- [MATERIAL PROVIDED]:
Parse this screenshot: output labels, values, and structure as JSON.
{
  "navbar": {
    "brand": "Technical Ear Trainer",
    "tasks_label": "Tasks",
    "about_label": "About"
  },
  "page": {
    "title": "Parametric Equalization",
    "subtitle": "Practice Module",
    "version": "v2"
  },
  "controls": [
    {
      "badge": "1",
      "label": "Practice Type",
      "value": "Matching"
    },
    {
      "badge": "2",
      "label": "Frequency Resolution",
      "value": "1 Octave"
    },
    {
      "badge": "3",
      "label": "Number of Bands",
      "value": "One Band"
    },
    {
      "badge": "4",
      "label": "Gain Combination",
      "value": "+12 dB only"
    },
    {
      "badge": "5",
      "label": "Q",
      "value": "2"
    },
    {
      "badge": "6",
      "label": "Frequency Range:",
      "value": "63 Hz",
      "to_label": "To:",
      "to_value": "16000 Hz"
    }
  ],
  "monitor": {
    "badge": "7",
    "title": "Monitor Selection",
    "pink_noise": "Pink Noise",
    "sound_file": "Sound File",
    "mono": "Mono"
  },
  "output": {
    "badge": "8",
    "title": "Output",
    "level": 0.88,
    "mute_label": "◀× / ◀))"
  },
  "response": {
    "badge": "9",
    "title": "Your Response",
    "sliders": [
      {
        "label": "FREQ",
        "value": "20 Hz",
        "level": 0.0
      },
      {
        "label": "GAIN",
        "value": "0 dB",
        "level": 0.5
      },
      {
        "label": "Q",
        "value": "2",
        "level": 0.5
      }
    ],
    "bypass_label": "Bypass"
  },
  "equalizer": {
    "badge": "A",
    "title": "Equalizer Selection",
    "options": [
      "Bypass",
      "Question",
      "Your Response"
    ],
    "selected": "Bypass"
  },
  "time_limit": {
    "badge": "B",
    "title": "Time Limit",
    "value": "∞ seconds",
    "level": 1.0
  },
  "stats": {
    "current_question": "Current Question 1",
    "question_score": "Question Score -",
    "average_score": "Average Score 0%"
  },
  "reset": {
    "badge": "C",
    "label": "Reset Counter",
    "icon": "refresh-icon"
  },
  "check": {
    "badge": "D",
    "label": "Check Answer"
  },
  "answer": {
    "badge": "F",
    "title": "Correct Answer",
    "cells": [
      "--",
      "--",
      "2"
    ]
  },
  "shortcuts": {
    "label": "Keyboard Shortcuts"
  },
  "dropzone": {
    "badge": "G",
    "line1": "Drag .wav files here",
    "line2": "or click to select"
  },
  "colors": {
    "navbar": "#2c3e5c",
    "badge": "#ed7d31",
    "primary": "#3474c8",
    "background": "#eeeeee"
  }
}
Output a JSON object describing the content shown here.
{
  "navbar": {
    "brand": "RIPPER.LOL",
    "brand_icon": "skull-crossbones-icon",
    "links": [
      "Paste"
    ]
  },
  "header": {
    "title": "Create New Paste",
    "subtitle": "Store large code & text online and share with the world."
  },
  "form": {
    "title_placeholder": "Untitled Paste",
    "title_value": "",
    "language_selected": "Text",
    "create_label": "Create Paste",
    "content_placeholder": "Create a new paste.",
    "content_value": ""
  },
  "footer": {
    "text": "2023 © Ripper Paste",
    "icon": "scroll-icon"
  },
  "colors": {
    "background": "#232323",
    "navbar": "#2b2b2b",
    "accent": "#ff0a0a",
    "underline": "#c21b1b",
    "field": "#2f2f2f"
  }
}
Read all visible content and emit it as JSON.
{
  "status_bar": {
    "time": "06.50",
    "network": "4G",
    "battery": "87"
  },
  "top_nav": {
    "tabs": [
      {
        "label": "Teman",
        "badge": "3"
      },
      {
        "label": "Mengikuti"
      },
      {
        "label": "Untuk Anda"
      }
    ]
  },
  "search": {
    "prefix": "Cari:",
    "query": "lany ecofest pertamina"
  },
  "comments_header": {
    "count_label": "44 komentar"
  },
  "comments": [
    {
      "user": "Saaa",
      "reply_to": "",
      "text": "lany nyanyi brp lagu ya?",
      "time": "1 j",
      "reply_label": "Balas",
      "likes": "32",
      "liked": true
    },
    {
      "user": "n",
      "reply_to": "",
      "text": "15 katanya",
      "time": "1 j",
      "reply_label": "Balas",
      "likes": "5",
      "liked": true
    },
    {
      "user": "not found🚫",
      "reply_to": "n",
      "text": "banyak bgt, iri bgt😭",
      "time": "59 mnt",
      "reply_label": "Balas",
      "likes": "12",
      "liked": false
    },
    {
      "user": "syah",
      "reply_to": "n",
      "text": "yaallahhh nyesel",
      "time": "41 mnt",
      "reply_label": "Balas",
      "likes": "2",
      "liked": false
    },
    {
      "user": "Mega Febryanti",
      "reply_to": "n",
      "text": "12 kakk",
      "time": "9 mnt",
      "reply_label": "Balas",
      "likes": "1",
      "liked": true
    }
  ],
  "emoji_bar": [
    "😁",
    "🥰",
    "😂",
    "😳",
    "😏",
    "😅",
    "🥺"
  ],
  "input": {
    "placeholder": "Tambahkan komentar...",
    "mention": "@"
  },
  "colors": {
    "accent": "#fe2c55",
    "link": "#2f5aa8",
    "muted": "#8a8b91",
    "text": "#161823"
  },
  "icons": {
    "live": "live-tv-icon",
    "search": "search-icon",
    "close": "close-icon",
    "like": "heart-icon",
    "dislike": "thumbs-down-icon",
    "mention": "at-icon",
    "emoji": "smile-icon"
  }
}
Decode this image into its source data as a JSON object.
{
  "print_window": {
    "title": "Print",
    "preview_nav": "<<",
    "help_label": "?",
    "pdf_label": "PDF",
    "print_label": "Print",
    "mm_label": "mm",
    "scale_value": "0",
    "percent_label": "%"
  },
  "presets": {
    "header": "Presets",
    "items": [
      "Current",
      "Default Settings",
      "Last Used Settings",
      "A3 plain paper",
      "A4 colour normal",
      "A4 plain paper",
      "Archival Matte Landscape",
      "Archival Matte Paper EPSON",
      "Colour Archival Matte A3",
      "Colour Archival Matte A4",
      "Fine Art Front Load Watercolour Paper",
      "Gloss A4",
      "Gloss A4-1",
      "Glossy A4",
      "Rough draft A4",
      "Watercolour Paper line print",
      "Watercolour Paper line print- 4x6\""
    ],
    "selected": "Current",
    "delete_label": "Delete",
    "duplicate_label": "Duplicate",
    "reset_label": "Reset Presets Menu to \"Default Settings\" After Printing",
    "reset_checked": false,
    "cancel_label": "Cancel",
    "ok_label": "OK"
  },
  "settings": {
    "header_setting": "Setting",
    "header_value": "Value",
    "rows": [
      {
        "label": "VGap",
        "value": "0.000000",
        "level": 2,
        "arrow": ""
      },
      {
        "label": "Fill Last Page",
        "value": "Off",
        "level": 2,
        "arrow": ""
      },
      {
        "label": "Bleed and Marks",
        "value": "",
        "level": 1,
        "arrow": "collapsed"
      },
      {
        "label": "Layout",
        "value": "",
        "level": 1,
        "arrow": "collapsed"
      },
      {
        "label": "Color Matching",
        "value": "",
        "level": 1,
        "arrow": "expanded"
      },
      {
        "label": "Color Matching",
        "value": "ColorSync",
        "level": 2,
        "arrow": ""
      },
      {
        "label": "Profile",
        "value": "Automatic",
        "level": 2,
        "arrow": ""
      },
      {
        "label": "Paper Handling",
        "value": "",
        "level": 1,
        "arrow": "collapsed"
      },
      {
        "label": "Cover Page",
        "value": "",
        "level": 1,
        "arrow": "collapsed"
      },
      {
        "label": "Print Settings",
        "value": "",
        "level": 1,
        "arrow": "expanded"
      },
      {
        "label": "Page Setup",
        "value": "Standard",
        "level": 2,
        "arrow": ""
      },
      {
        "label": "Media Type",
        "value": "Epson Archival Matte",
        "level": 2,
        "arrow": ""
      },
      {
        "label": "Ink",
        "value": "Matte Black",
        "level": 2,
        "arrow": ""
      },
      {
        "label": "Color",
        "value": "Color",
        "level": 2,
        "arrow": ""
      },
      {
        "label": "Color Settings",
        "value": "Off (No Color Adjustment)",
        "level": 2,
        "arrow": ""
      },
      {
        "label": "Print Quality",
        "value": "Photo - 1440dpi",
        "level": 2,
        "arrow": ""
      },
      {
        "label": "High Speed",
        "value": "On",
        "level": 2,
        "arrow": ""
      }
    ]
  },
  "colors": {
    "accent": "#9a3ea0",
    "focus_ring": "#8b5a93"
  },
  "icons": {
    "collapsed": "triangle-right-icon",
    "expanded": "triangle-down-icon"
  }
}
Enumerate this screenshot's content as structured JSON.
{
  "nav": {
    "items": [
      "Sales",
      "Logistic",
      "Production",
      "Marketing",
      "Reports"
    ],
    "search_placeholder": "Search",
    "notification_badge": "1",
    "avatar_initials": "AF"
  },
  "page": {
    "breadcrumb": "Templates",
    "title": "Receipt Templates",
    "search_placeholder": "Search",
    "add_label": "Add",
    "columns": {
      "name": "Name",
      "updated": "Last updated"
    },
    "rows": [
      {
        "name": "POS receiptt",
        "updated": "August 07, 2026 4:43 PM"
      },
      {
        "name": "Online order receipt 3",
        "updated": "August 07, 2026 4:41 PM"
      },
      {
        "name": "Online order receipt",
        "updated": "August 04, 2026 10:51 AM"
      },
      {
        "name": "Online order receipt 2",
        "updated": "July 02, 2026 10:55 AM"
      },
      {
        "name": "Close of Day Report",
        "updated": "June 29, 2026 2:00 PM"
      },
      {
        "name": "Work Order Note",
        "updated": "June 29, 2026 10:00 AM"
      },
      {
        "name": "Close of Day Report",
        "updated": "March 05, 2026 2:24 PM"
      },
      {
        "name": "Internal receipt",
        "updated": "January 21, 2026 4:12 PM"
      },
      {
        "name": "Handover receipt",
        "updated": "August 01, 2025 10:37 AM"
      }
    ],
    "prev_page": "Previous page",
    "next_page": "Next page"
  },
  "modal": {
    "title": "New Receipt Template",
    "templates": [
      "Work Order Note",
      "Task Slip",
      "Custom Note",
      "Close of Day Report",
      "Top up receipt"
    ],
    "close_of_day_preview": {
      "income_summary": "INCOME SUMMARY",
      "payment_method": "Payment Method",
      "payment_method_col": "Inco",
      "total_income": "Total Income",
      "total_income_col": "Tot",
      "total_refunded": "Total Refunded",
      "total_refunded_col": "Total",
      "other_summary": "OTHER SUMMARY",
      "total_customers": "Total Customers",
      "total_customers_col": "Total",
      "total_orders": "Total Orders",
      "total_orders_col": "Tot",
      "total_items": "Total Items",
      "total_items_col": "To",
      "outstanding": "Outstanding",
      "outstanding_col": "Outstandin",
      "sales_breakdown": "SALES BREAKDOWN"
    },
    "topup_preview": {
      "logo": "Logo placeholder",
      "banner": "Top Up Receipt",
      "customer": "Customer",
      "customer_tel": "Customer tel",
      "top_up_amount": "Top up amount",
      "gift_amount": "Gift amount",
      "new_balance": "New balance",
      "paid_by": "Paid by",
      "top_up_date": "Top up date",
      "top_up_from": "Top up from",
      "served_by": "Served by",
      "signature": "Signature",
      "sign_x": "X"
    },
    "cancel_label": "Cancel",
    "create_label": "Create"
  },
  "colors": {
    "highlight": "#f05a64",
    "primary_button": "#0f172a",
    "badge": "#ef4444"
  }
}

- [DIRECTION]: Work out how many lines of the listing above include "Watercolour". Answer with the number and nothing more.

- [THE SOLUTION]: 3